*Short task*
Copy out every line in the entries below that includes "value".

(Extracted records)
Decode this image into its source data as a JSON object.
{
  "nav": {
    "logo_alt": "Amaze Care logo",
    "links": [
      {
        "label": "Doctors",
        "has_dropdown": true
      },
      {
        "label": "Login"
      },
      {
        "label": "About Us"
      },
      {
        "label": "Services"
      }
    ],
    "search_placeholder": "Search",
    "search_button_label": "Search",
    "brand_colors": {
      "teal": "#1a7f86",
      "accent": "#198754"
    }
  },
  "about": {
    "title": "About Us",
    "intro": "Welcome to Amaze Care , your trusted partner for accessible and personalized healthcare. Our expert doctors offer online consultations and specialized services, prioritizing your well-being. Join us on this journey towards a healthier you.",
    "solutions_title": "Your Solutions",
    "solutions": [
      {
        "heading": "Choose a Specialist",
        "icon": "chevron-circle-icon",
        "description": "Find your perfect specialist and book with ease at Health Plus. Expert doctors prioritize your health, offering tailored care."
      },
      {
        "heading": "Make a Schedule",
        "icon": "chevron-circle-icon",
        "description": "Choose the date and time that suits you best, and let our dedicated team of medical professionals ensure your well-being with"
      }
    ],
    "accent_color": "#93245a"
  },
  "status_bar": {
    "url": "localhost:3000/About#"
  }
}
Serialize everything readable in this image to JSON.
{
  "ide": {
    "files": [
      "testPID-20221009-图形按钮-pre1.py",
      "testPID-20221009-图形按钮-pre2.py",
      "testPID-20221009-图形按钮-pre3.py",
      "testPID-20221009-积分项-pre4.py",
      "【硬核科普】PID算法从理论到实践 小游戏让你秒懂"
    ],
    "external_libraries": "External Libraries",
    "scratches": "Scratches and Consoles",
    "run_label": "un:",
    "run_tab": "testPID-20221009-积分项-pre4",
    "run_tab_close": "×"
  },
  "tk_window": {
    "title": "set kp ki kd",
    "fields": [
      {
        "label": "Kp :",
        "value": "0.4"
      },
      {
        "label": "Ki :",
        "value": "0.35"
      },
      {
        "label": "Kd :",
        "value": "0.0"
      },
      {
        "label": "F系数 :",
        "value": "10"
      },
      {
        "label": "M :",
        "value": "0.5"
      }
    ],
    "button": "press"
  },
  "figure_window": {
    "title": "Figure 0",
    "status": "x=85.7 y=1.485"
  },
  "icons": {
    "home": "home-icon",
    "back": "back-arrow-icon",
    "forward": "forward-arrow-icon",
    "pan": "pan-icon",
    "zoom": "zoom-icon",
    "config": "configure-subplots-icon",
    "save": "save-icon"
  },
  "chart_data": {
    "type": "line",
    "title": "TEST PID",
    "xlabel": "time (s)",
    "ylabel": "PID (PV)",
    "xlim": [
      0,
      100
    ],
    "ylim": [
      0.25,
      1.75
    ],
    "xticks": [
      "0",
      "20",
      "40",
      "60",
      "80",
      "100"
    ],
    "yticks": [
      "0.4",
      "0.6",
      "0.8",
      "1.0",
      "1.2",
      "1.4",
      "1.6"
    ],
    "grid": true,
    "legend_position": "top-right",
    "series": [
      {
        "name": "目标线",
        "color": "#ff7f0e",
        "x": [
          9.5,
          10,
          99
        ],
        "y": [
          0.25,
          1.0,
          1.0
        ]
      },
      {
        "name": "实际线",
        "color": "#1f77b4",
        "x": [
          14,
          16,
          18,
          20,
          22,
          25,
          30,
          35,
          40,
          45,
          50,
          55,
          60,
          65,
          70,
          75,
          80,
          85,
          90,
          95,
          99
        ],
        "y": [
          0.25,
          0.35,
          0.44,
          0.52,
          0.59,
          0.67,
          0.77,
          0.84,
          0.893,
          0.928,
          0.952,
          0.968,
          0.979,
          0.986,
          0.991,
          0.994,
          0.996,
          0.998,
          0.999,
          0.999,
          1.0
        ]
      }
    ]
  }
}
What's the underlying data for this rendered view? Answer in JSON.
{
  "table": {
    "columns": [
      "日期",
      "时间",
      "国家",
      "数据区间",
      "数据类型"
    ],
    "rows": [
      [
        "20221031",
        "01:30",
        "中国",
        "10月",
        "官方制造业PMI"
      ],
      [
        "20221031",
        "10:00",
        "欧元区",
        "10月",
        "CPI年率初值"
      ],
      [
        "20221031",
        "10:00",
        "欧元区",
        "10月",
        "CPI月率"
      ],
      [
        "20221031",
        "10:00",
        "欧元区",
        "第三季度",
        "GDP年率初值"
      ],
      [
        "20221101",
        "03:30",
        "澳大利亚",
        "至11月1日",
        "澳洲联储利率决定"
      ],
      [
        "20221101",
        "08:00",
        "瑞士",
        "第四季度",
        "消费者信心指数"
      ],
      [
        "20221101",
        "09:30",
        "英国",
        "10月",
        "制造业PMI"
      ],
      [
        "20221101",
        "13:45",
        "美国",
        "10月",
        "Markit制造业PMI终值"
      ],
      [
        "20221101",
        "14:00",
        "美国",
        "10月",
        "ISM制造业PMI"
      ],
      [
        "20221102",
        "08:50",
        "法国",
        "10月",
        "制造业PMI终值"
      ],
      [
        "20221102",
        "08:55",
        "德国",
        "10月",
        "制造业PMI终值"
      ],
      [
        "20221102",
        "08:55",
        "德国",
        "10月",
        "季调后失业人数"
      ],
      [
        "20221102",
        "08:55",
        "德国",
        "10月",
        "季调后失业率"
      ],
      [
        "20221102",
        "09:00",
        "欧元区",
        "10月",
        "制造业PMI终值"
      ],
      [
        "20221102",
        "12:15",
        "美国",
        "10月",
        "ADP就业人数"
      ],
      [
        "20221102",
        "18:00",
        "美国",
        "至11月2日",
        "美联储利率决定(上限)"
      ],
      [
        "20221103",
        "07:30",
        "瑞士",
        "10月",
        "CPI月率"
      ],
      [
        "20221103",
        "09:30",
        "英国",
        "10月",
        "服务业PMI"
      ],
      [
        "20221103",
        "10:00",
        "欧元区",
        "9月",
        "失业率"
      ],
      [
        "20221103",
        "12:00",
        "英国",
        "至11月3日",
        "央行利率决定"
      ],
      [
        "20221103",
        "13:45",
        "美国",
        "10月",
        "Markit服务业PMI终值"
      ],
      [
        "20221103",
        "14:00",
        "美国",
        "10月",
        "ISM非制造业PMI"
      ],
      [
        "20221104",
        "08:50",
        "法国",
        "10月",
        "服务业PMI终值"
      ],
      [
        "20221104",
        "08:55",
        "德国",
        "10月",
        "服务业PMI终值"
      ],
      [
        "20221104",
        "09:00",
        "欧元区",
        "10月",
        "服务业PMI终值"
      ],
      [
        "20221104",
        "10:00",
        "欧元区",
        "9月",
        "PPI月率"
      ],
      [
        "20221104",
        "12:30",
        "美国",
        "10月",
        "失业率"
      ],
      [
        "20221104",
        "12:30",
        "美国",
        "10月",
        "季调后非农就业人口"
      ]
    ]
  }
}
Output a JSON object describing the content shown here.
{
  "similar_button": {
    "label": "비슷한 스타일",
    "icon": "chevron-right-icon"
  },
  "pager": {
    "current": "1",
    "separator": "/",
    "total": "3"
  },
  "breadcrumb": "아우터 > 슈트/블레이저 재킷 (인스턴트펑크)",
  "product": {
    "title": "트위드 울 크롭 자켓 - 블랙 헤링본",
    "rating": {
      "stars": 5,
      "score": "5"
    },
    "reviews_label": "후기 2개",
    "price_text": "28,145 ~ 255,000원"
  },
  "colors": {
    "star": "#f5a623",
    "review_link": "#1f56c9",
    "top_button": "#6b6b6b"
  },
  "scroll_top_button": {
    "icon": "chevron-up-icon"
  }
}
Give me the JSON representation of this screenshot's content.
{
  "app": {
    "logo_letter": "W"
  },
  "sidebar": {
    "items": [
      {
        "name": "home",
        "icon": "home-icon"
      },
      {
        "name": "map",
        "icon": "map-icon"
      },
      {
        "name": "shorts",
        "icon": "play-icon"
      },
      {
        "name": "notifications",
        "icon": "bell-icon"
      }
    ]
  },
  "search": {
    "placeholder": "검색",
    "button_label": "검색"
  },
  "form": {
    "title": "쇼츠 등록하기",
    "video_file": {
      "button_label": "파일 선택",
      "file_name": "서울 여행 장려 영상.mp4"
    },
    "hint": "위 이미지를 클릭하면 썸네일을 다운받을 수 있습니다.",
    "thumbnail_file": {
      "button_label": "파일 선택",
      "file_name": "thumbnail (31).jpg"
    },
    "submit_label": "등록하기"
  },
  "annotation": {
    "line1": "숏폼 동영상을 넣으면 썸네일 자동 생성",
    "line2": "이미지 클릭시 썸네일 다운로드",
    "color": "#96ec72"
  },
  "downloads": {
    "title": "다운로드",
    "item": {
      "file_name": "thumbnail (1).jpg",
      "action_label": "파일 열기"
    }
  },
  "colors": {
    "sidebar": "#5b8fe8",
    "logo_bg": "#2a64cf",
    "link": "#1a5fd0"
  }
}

*Task result*
        "value": "0.4"
        "value": "0.35"
        "value": "0.0"
        "value": "10"
        "value": "0.5"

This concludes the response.